Determine the count of lines holding the string "khoản". Return only the number.
------ Input material
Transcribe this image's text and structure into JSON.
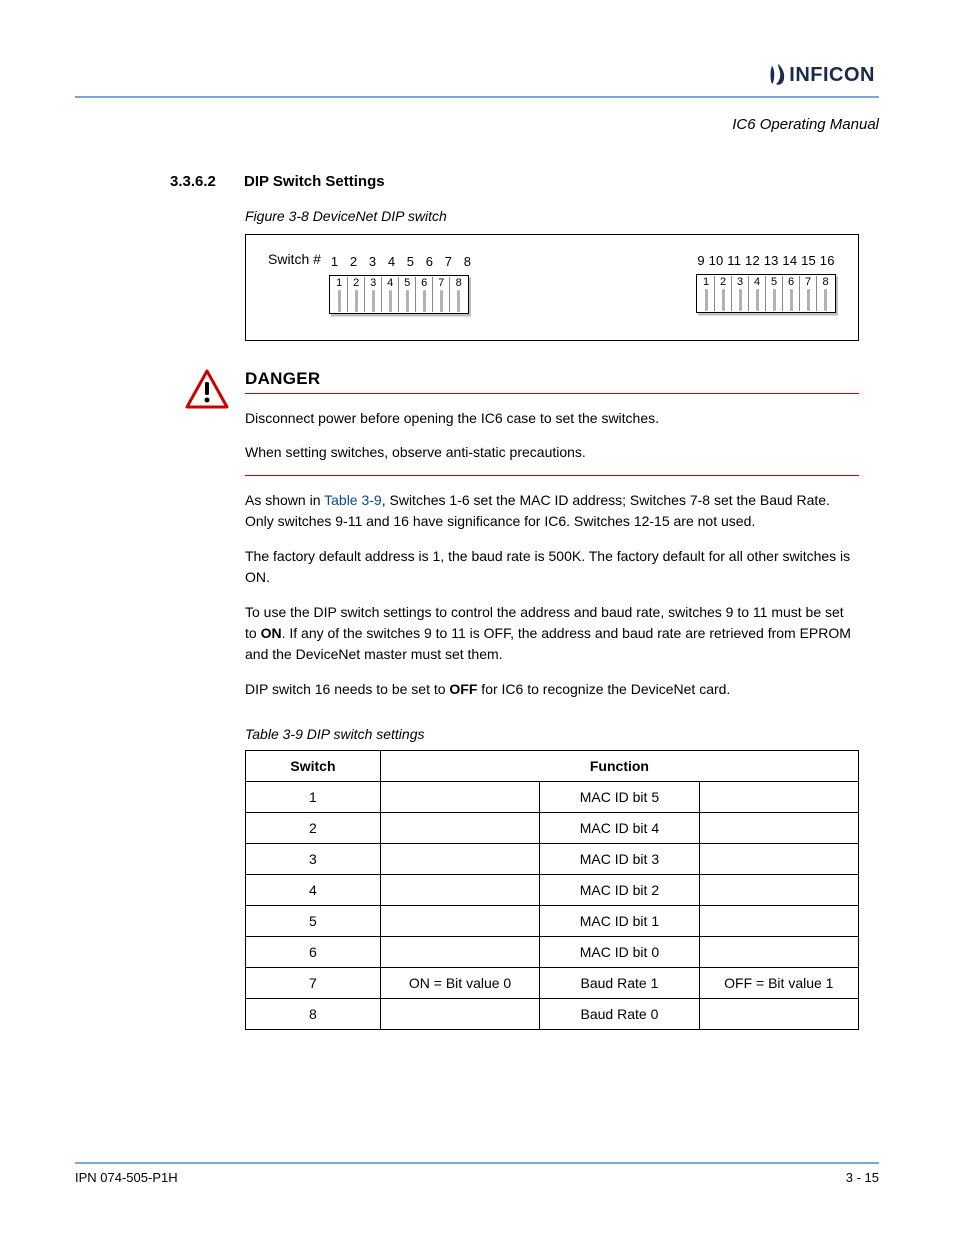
{
  "header": {
    "logo_text": "INFICON"
  },
  "doc_title": "IC6 Operating Manual",
  "section": {
    "number": "3.3.6.2",
    "title": "DIP Switch Settings"
  },
  "figure": {
    "caption": "Figure 3-8 DeviceNet DIP switch",
    "switch_label": "Switch #",
    "group1_external": [
      "1",
      "2",
      "3",
      "4",
      "5",
      "6",
      "7",
      "8"
    ],
    "group1_internal": [
      "1",
      "2",
      "3",
      "4",
      "5",
      "6",
      "7",
      "8"
    ],
    "group2_external": [
      "9",
      "10",
      "11",
      "12",
      "13",
      "14",
      "15",
      "16"
    ],
    "group2_internal": [
      "1",
      "2",
      "3",
      "4",
      "5",
      "6",
      "7",
      "8"
    ]
  },
  "danger": {
    "heading": "DANGER",
    "lines": [
      "Disconnect power before opening the IC6 case to set the switches.",
      "When setting switches, observe anti-static precautions."
    ]
  },
  "body": {
    "p1_prefix": "As shown in ",
    "p1_link": "Table 3-9",
    "p1_suffix": ", Switches 1-6 set the MAC ID address; Switches 7-8 set the Baud Rate. Only switches 9-11 and 16 have significance for IC6. Switches 12-15 are not used.",
    "p2": "The factory default address is 1, the baud rate is 500K. The factory default for all other switches is ON.",
    "p3_prefix": "To use the DIP switch settings to control the address and baud rate, switches 9 to 11 must be set to ",
    "p3_bold": "ON",
    "p3_suffix": ". If any of the switches 9 to 11 is OFF, the address and baud rate are retrieved from EPROM and the DeviceNet master must set them.",
    "p4_prefix": "DIP switch 16 needs to be set to ",
    "p4_bold": "OFF",
    "p4_suffix": " for IC6 to recognize the DeviceNet card."
  },
  "table": {
    "caption": "Table 3-9 DIP switch settings",
    "headers": [
      "Switch",
      "Function"
    ],
    "rows": [
      {
        "switch": "1",
        "on": "",
        "label": "MAC ID bit 5",
        "off": ""
      },
      {
        "switch": "2",
        "on": "",
        "label": "MAC ID bit 4",
        "off": ""
      },
      {
        "switch": "3",
        "on": "",
        "label": "MAC ID bit 3",
        "off": ""
      },
      {
        "switch": "4",
        "on": "",
        "label": "MAC ID bit 2",
        "off": ""
      },
      {
        "switch": "5",
        "on": "",
        "label": "MAC ID bit 1",
        "off": ""
      },
      {
        "switch": "6",
        "on": "",
        "label": "MAC ID bit 0",
        "off": ""
      },
      {
        "switch": "7",
        "on": "ON = Bit value 0",
        "label": "Baud Rate 1",
        "off": "OFF = Bit value 1"
      },
      {
        "switch": "8",
        "on": "",
        "label": "Baud Rate 0",
        "off": ""
      }
    ]
  },
  "footer": {
    "left": "IPN 074-505-P1H",
    "right": "3 - 15"
  }
}
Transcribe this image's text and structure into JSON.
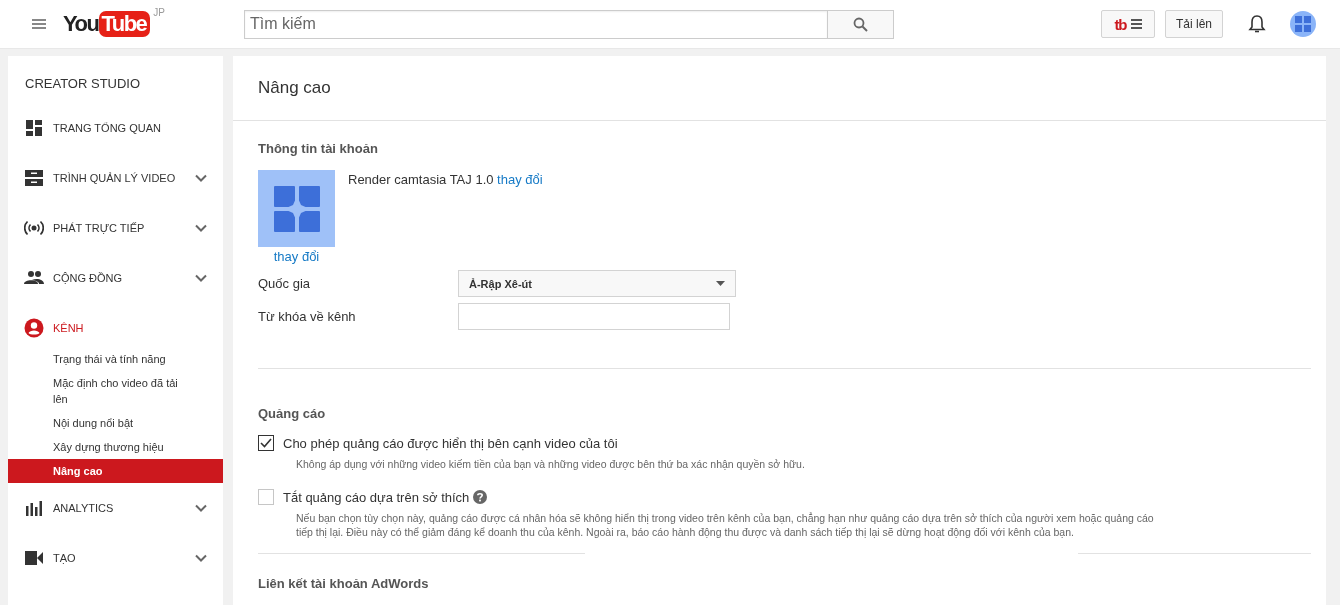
{
  "header": {
    "logo": {
      "left": "You",
      "right": "Tube",
      "region": "JP"
    },
    "search": {
      "placeholder": "Tìm kiếm"
    },
    "extension_button": {
      "text": "tb"
    },
    "upload_button": "Tải lên"
  },
  "sidebar": {
    "title": "CREATOR STUDIO",
    "items": [
      {
        "label": "TRANG TỔNG QUAN",
        "collapsible": false,
        "selected": false
      },
      {
        "label": "TRÌNH QUẢN LÝ VIDEO",
        "collapsible": true,
        "selected": false
      },
      {
        "label": "PHÁT TRỰC TIẾP",
        "collapsible": true,
        "selected": false
      },
      {
        "label": "CỘNG ĐỒNG",
        "collapsible": true,
        "selected": false
      },
      {
        "label": "KÊNH",
        "collapsible": false,
        "selected": true,
        "children": [
          {
            "label": "Trạng thái và tính năng",
            "selected": false
          },
          {
            "label": "Mặc định cho video đã tải lên",
            "selected": false
          },
          {
            "label": "Nội dung nổi bật",
            "selected": false
          },
          {
            "label": "Xây dựng thương hiệu",
            "selected": false
          },
          {
            "label": "Nâng cao",
            "selected": true
          }
        ]
      },
      {
        "label": "ANALYTICS",
        "collapsible": true,
        "selected": false
      },
      {
        "label": "TẠO",
        "collapsible": true,
        "selected": false
      }
    ]
  },
  "main": {
    "title": "Nâng cao",
    "account": {
      "heading": "Thông tin tài khoản",
      "name": "Render camtasia TAJ 1.0",
      "name_link": "thay đổi",
      "avatar_link": "thay đổi",
      "fields": [
        {
          "kind": "select",
          "label": "Quốc gia",
          "value": "Ả-Rập Xê-út"
        },
        {
          "kind": "text",
          "label": "Từ khóa về kênh"
        }
      ]
    },
    "ads": {
      "heading": "Quảng cáo",
      "options": [
        {
          "label": "Cho phép quảng cáo được hiển thị bên cạnh video của tôi",
          "checked": true,
          "help": false,
          "note": "Không áp dụng với những video kiếm tiền của bạn và những video được bên thứ ba xác nhận quyền sở hữu."
        },
        {
          "label": "Tắt quảng cáo dựa trên sở thích",
          "checked": false,
          "help": true,
          "note": "Nếu bạn chọn tùy chọn này, quảng cáo được cá nhân hóa sẽ không hiển thị trong video trên kênh của bạn, chẳng hạn như quảng cáo dựa trên sở thích của người xem hoặc quảng cáo tiếp thị lại. Điều này có thể giảm đáng kể doanh thu của kênh. Ngoài ra, báo cáo hành động thu được và danh sách tiếp thị lại sẽ dừng hoạt động đối với kênh của bạn."
        }
      ]
    },
    "next_heading": "Liên kết tài khoản AdWords"
  }
}
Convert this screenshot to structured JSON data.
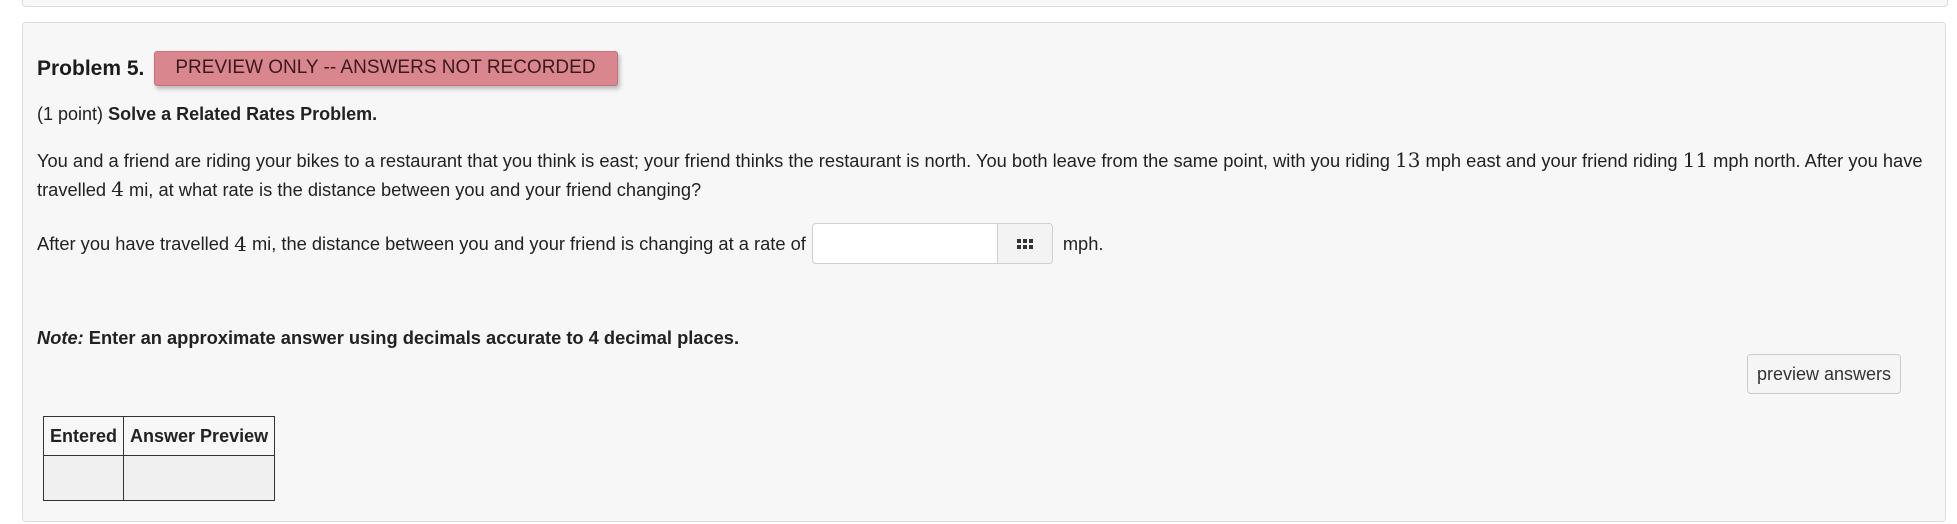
------------
Completed exercise:
2